A block of data:
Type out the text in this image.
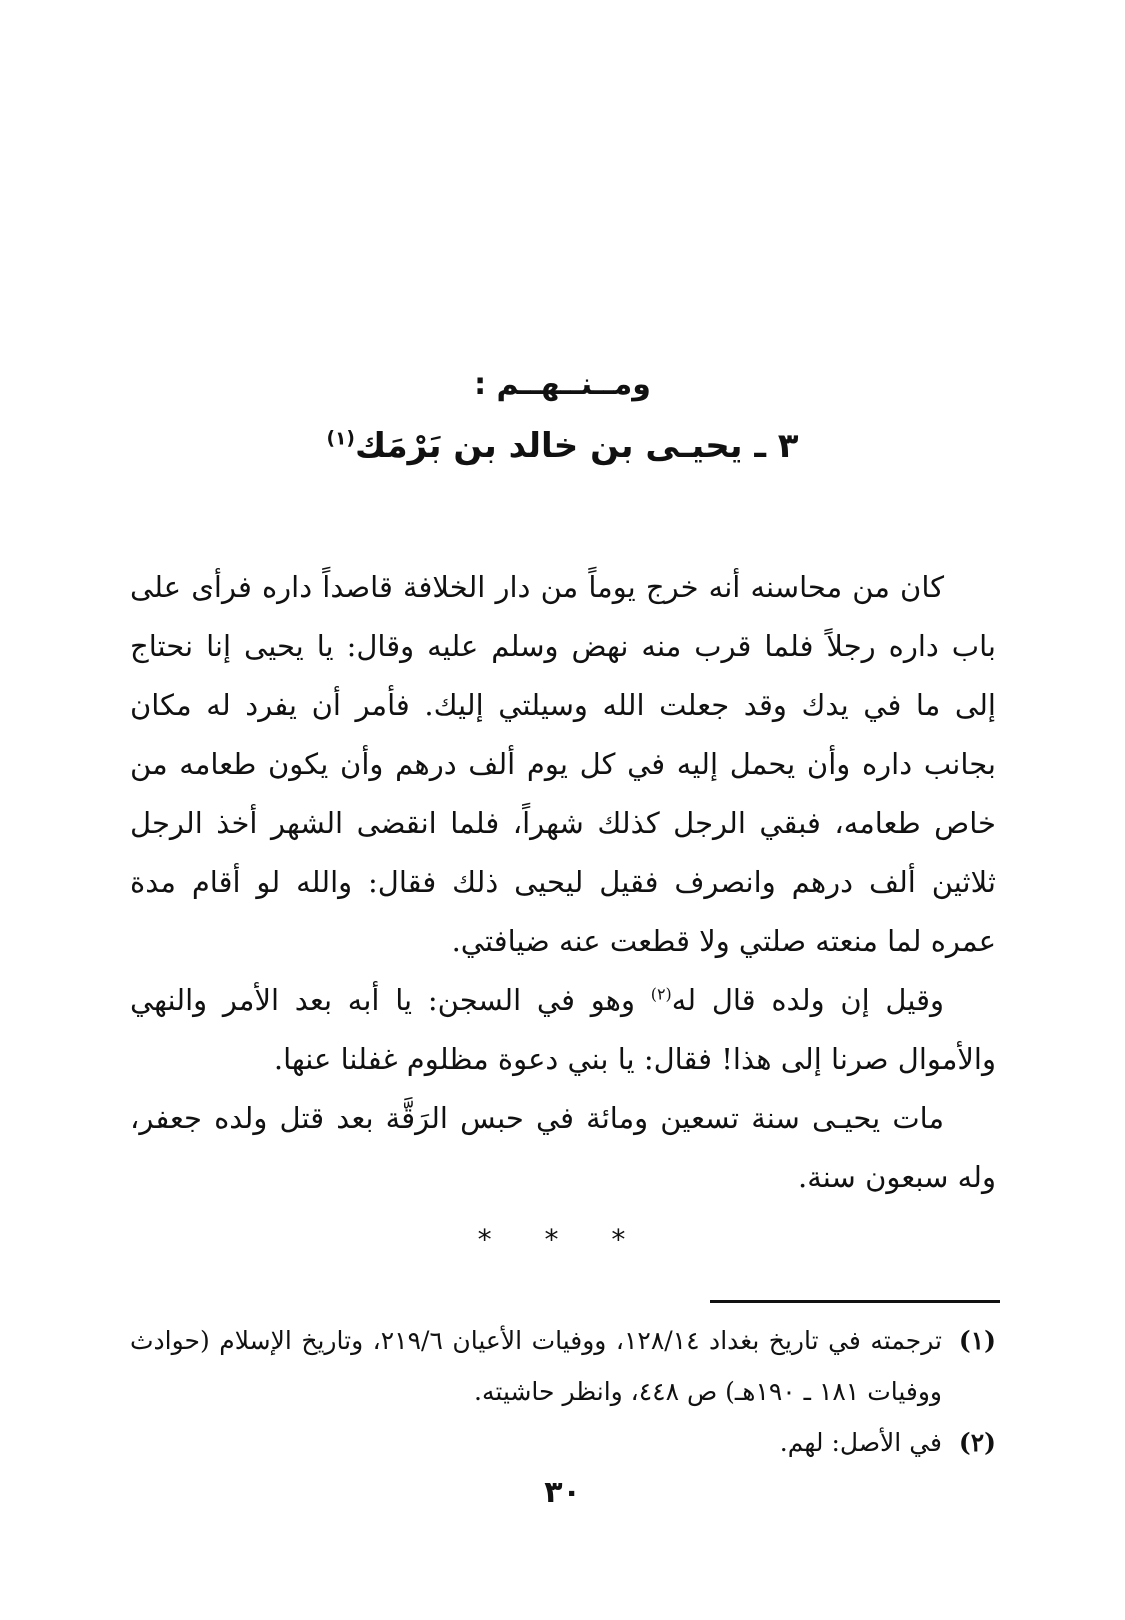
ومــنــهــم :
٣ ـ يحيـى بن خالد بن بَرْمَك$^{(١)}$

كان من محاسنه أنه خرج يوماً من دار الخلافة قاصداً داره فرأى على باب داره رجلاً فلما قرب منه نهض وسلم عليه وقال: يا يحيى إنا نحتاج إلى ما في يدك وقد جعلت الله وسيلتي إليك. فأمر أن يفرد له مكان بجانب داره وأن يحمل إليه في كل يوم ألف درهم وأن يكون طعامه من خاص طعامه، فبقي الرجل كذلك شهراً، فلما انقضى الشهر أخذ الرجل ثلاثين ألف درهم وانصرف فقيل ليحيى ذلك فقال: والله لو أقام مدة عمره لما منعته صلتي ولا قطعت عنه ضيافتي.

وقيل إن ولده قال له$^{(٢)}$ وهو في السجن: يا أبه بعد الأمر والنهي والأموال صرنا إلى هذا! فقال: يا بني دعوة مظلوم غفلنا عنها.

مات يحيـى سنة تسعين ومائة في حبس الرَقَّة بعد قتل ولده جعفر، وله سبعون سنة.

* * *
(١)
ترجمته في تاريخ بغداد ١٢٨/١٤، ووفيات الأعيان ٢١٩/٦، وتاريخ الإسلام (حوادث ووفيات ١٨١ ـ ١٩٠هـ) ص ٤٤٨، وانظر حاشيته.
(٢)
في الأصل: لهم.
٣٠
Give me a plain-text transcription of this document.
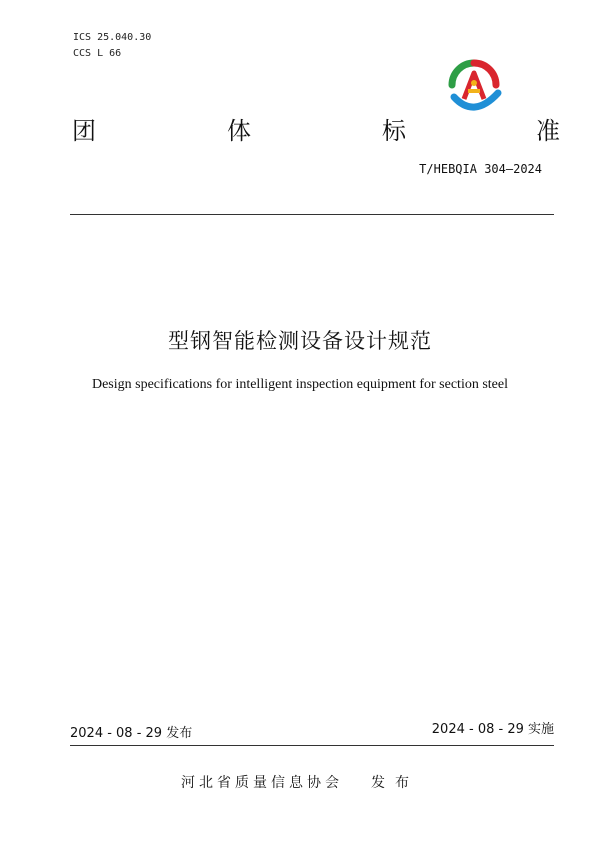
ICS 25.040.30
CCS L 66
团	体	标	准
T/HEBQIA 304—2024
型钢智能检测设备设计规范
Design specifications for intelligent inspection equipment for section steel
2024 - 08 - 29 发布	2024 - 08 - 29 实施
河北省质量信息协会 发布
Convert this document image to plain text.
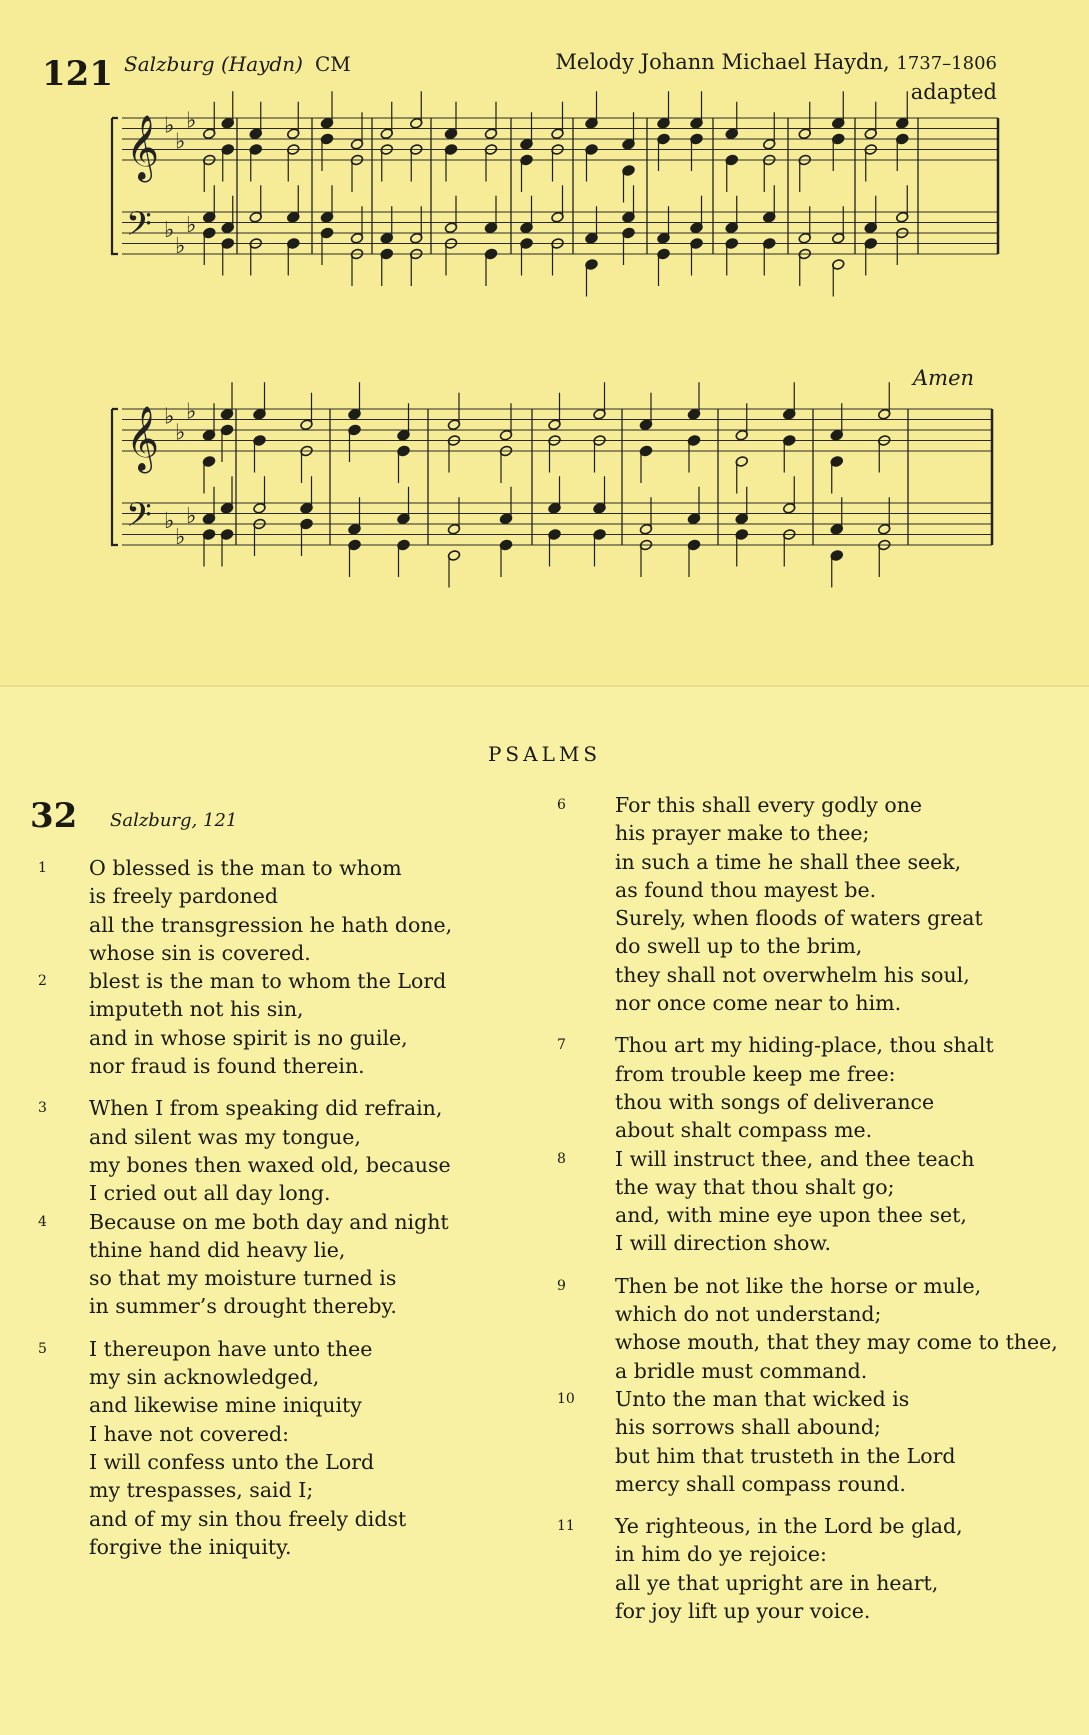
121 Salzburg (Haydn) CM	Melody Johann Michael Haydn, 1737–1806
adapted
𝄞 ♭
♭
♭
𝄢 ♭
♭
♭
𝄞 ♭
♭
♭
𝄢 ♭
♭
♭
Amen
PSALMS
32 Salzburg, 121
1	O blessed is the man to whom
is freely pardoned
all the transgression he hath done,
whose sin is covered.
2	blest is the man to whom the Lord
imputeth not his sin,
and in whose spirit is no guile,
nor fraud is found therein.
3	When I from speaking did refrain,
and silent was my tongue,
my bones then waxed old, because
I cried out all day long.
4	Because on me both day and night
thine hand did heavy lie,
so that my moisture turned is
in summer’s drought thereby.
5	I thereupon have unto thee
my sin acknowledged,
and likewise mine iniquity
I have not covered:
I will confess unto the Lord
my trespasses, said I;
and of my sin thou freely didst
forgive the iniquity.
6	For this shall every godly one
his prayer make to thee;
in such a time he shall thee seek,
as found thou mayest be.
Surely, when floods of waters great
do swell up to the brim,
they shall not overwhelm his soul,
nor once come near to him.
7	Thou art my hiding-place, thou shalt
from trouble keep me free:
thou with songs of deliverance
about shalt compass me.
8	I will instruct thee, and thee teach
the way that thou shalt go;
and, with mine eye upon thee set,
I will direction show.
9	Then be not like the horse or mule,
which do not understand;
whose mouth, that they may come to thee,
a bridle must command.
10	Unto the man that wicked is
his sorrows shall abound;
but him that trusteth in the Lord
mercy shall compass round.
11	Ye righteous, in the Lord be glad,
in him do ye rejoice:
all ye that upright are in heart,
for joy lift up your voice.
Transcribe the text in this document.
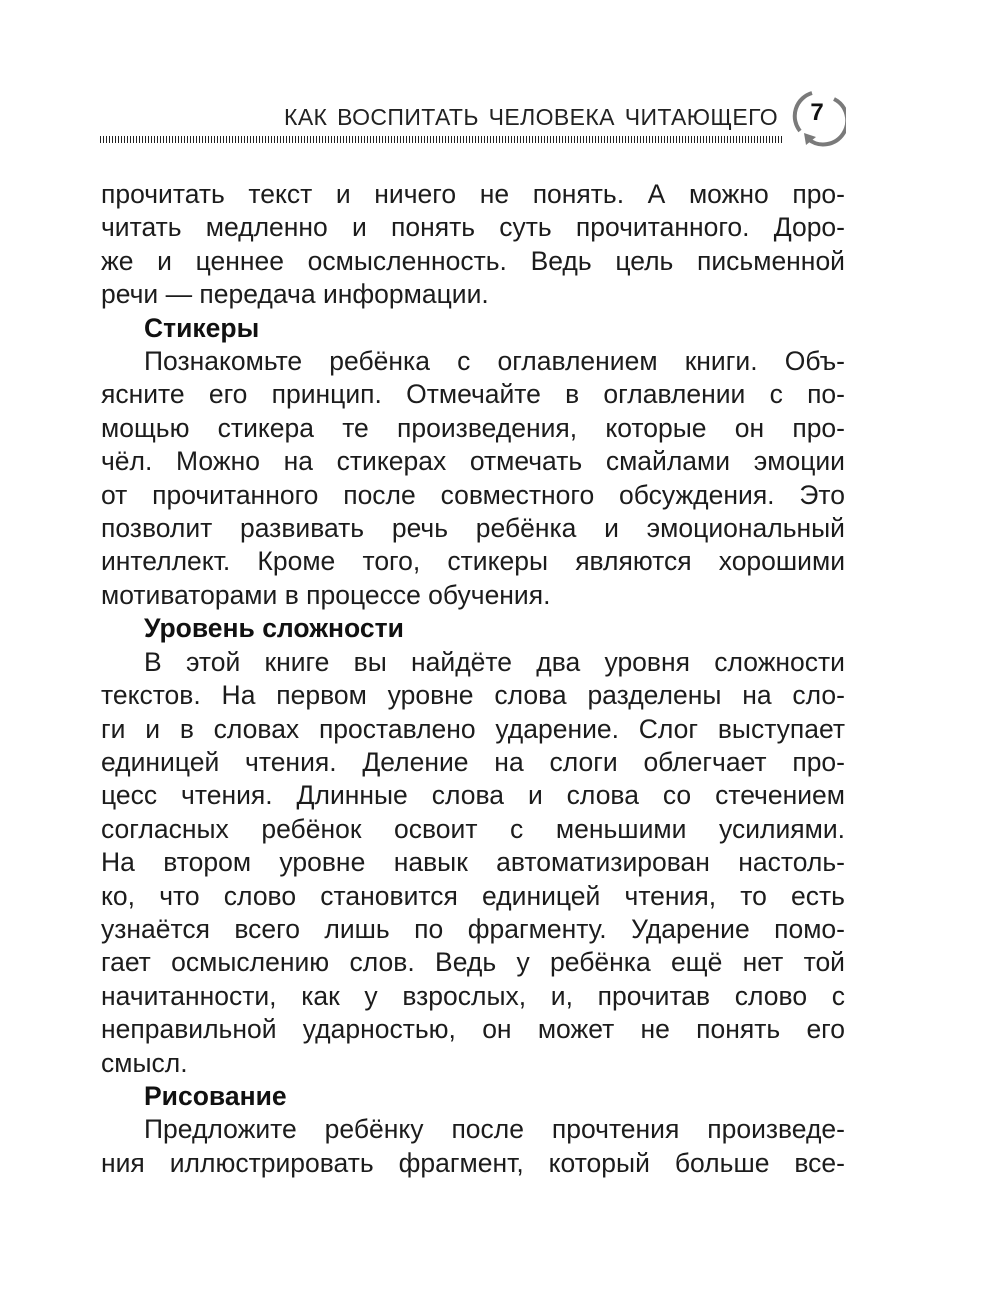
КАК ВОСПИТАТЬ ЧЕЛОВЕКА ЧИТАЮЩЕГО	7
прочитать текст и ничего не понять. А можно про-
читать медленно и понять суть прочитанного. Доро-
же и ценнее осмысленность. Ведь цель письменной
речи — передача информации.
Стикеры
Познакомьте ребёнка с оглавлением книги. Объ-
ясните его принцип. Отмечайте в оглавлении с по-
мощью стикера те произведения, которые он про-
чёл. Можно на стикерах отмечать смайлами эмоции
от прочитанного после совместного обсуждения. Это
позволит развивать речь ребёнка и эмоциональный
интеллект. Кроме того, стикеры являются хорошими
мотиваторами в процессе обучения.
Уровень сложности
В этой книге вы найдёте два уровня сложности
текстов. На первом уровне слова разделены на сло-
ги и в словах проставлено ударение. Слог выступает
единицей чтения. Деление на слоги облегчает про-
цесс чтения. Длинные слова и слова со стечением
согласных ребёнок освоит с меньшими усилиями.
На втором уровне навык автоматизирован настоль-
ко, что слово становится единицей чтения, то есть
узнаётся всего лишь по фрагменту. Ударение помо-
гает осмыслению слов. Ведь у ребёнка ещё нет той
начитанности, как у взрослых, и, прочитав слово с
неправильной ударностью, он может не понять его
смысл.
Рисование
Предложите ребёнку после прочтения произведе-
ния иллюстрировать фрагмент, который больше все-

### WRITTEN EXERCISE
Leave every image out, and retype the material exactly.

### CORRECT OUTPUT
Type out the text in this image.
ومــنــهــم :
٣ ـ يحيـى بن خالد بن بَرْمَك$^{(١)}$

كان من محاسنه أنه خرج يوماً من دار الخلافة قاصداً داره فرأى على باب داره رجلاً فلما قرب منه نهض وسلم عليه وقال: يا يحيى إنا نحتاج إلى ما في يدك وقد جعلت الله وسيلتي إليك. فأمر أن يفرد له مكان بجانب داره وأن يحمل إليه في كل يوم ألف درهم وأن يكون طعامه من خاص طعامه، فبقي الرجل كذلك شهراً، فلما انقضى الشهر أخذ الرجل ثلاثين ألف درهم وانصرف فقيل ليحيى ذلك فقال: والله لو أقام مدة عمره لما منعته صلتي ولا قطعت عنه ضيافتي.

وقيل إن ولده قال له$^{(٢)}$ وهو في السجن: يا أبه بعد الأمر والنهي والأموال صرنا إلى هذا! فقال: يا بني دعوة مظلوم غفلنا عنها.

مات يحيـى سنة تسعين ومائة في حبس الرَقَّة بعد قتل ولده جعفر، وله سبعون سنة.

* * *
(١)
ترجمته في تاريخ بغداد ١٢٨/١٤، ووفيات الأعيان ٢١٩/٦، وتاريخ الإسلام (حوادث ووفيات ١٨١ ـ ١٩٠هـ) ص ٤٤٨، وانظر حاشيته.
(٢)
في الأصل: لهم.
٣٠
Give me a plain-text transcription of this document.
ICS 25.040.30
CCS L 66
团	体	标	准
T/HEBQIA 304—2024
型钢智能检测设备设计规范
Design specifications for intelligent inspection equipment for section steel
2024 - 08 - 29 发布	2024 - 08 - 29 实施
河北省质量信息协会 发布
Convert this document image to plain text.
121 Salzburg (Haydn) CM	Melody Johann Michael Haydn, 1737–1806
adapted
𝄞 ♭
♭
♭
𝄢 ♭
♭
♭
𝄞 ♭
♭
♭
𝄢 ♭
♭
♭
Amen
PSALMS
32 Salzburg, 121
1	O blessed is the man to whom
is freely pardoned
all the transgression he hath done,
whose sin is covered.
2	blest is the man to whom the Lord
imputeth not his sin,
and in whose spirit is no guile,
nor fraud is found therein.
3	When I from speaking did refrain,
and silent was my tongue,
my bones then waxed old, because
I cried out all day long.
4	Because on me both day and night
thine hand did heavy lie,
so that my moisture turned is
in summer’s drought thereby.
5	I thereupon have unto thee
my sin acknowledged,
and likewise mine iniquity
I have not covered:
I will confess unto the Lord
my trespasses, said I;
and of my sin thou freely didst
forgive the iniquity.
6	For this shall every godly one
his prayer make to thee;
in such a time he shall thee seek,
as found thou mayest be.
Surely, when floods of waters great
do swell up to the brim,
they shall not overwhelm his soul,
nor once come near to him.
7	Thou art my hiding-place, thou shalt
from trouble keep me free:
thou with songs of deliverance
about shalt compass me.
8	I will instruct thee, and thee teach
the way that thou shalt go;
and, with mine eye upon thee set,
I will direction show.
9	Then be not like the horse or mule,
which do not understand;
whose mouth, that they may come to thee,
a bridle must command.
10	Unto the man that wicked is
his sorrows shall abound;
but him that trusteth in the Lord
mercy shall compass round.
11	Ye righteous, in the Lord be glad,
in him do ye rejoice:
all ye that upright are in heart,
for joy lift up your voice.
Transcribe the text in this document.
КАК ВОСПИТАТЬ ЧЕЛОВЕКА ЧИТАЮЩЕГО	7
прочитать текст и ничего не понять. А можно про-
читать медленно и понять суть прочитанного. Доро-
же и ценнее осмысленность. Ведь цель письменной
речи — передача информации.
Стикеры
Познакомьте ребёнка с оглавлением книги. Объ-
ясните его принцип. Отмечайте в оглавлении с по-
мощью стикера те произведения, которые он про-
чёл. Можно на стикерах отмечать смайлами эмоции
от прочитанного после совместного обсуждения. Это
позволит развивать речь ребёнка и эмоциональный
интеллект. Кроме того, стикеры являются хорошими
мотиваторами в процессе обучения.
Уровень сложности
В этой книге вы найдёте два уровня сложности
текстов. На первом уровне слова разделены на сло-
ги и в словах проставлено ударение. Слог выступает
единицей чтения. Деление на слоги облегчает про-
цесс чтения. Длинные слова и слова со стечением
согласных ребёнок освоит с меньшими усилиями.
На втором уровне навык автоматизирован настоль-
ко, что слово становится единицей чтения, то есть
узнаётся всего лишь по фрагменту. Ударение помо-
гает осмыслению слов. Ведь у ребёнка ещё нет той
начитанности, как у взрослых, и, прочитав слово с
неправильной ударностью, он может не понять его
смысл.
Рисование
Предложите ребёнку после прочтения произведе-
ния иллюстрировать фрагмент, который больше все-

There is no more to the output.